- **Listing**
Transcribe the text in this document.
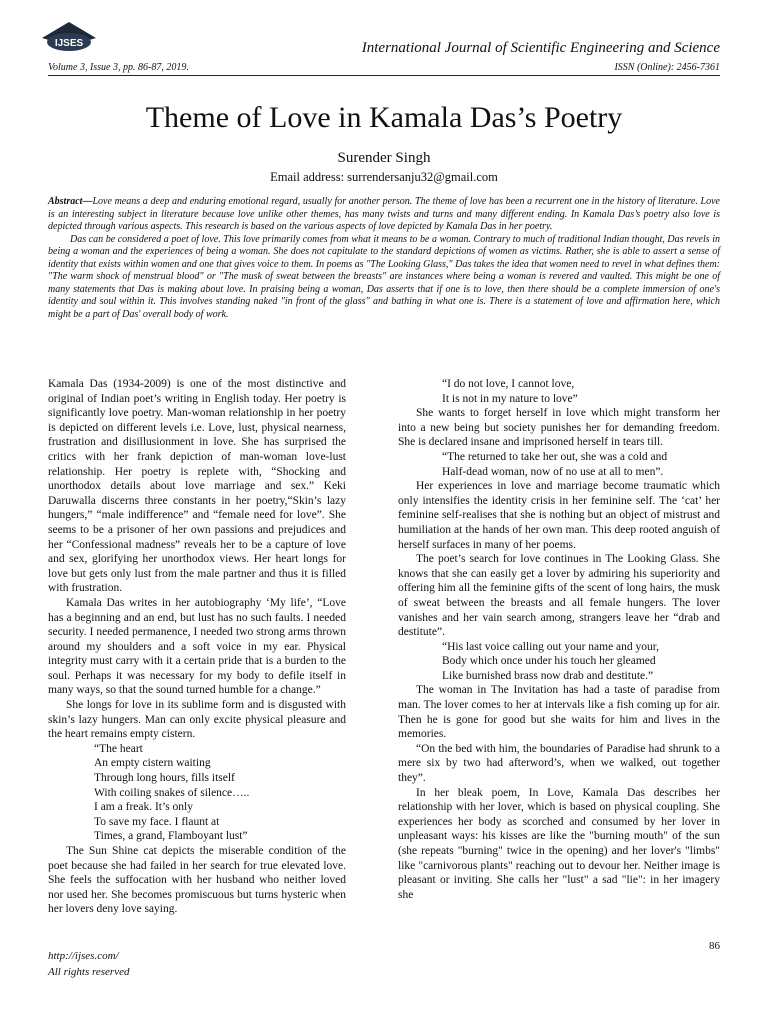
IJSES	International Journal of Scientific Engineering and Science
Volume 3, Issue 3, pp. 86-87, 2019.	ISSN (Online): 2456-7361
Theme of Love in Kamala Das’s Poetry
Surender Singh
Email address: surrendersanju32@gmail.com

Abstract—Love means a deep and enduring emotional regard, usually for another person. The theme of love has been a recurrent one in the history of literature. Love is an interesting subject in literature because love unlike other themes, has many twists and turns and many different ending. In Kamala Das’s poetry also love is depicted through various aspects. This research is based on the various aspects of love depicted by Kamala Das in her poetry.

Das can be considered a poet of love. This love primarily comes from what it means to be a woman. Contrary to much of traditional Indian thought, Das revels in being a woman and the experiences of being a woman. She does not capitulate to the standard depictions of women as victims. Rather, she is able to assert a sense of identity that exists within women and one that gives voice to them. In poems as "The Looking Glass," Das takes the idea that women need to revel in what defines them: "The warm shock of menstrual blood" or "The musk of sweat between the breasts" are instances where being a woman is revered and vaulted. This might be one of many statements that Das is making about love. In praising being a woman, Das asserts that if one is to love, then there should be a complete immersion of one's identity and soul within it. This involves standing naked "in front of the glass" and bathing in what one is. There is a statement of love and affirmation here, which might be a part of Das' overall body of work.

Kamala Das (1934-2009) is one of the most distinctive and original of Indian poet’s writing in English today. Her poetry is significantly love poetry. Man-woman relationship in her poetry is depicted on different levels i.e. Love, lust, physical nearness, frustration and disillusionment in love. She has surprised the critics with her frank depiction of man-woman love-lust relationship. Her poetry is replete with, “Shocking and unorthodox details about love marriage and sex.” Keki Daruwalla discerns three constants in her poetry,“Skin’s lazy hungers,” “male indifference” and “female need for love”. She seems to be a prisoner of her own passions and prejudices and her “Confessional madness” reveals her to be a capture of love and sex, glorifying her unorthodox views. Her heart longs for love but gets only lust from the male partner and thus it is filled with frustration.

Kamala Das writes in her autobiography ‘My life’, “Love has a beginning and an end, but lust has no such faults. I needed security. I needed permanence, I needed two strong arms thrown around my shoulders and a soft voice in my ear. Physical integrity must carry with it a certain pride that is a burden to the soul. Perhaps it was necessary for my body to defile itself in many ways, so that the sound turned humble for a change.”

She longs for love in its sublime form and is disgusted with skin’s lazy hungers. Man can only excite physical pleasure and the heart remains empty cistern.

“The heart
An empty cistern waiting
Through long hours, fills itself
With coiling snakes of silence…..
I am a freak. It’s only
To save my face. I flaunt at
Times, a grand, Flamboyant lust”

The Sun Shine cat depicts the miserable condition of the poet because she had failed in her search for true elevated love. She feels the suffocation with her husband who neither loved nor used her. She becomes promiscuous but turns hysteric when her lovers deny love saying.

“I do not love, I cannot love,
It is not in my nature to love”

She wants to forget herself in love which might transform her into a new being but society punishes her for demanding freedom. She is declared insane and imprisoned herself in tears till.

“The returned to take her out, she was a cold and
Half-dead woman, now of no use at all to men”.

Her experiences in love and marriage become traumatic which only intensifies the identity crisis in her feminine self. The ‘cat’ her feminine self-realises that she is nothing but an object of mistrust and humiliation at the hands of her own man. This deep rooted anguish of herself surfaces in many of her poems.

The poet’s search for love continues in The Looking Glass. She knows that she can easily get a lover by admiring his superiority and offering him all the feminine gifts of the scent of long hairs, the musk of sweat between the breasts and all female hungers. The lover vanishes and her vain search among, strangers leave her “drab and destitute”.

“His last voice calling out your name and your,
Body which once under his touch her gleamed
Like burnished brass now drab and destitute.”

The woman in The Invitation has had a taste of paradise from man. The lover comes to her at intervals like a fish coming up for air. Then he is gone for good but she waits for him and lives in the memories.

“On the bed with him, the boundaries of Paradise had shrunk to a mere six by two had afterword’s, when we walked, out together they”.

In her bleak poem, In Love, Kamala Das describes her relationship with her lover, which is based on physical coupling. She experiences her body as scorched and consumed by her lover in unpleasant ways: his kisses are like the "burning mouth" of the sun (she repeats "burning" twice in the opening) and her lover's "limbs" like "carnivorous plants" reaching out to devour her. Neither image is pleasant or inviting. She calls her "lust" a sad "lie": in her imagery she

86
http://ijses.com/
All rights reserved
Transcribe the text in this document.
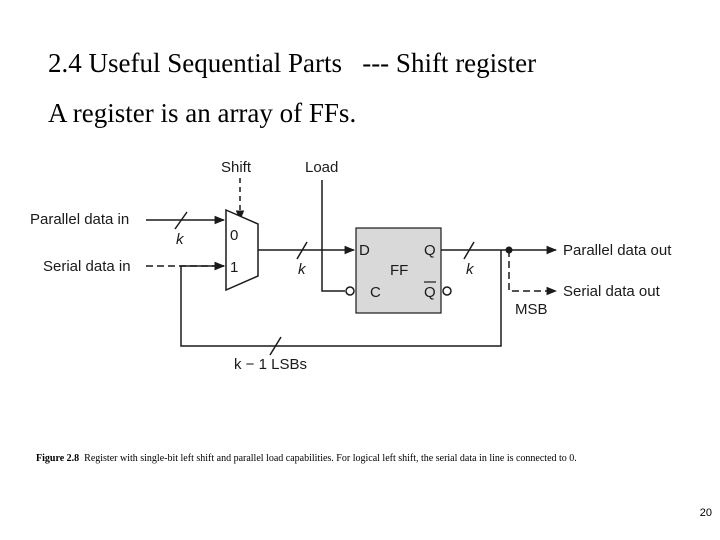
2.4 Useful Sequential Parts   --- Shift register
A register is an array of FFs.
Shift	Load
Parallel data in
k
Serial data in
0
1	k
D
C
FF
Q
Q
k
Parallel data out
Serial data out
MSB
k − 1 LSBs
Figure 2.8 Register with single-bit left shift and parallel load capabilities. For logical left shift, the serial data in line is connected to 0.
20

- **Do this**
Above are the records. Identify each line that contains the word "data".

- **Full answer**
Parallel data in
Serial data in
Parallel data out
Serial data out
Figure 2.8 Register with single-bit left shift and parallel load capabilities. For logical left shift, the serial data in line is connected to 0.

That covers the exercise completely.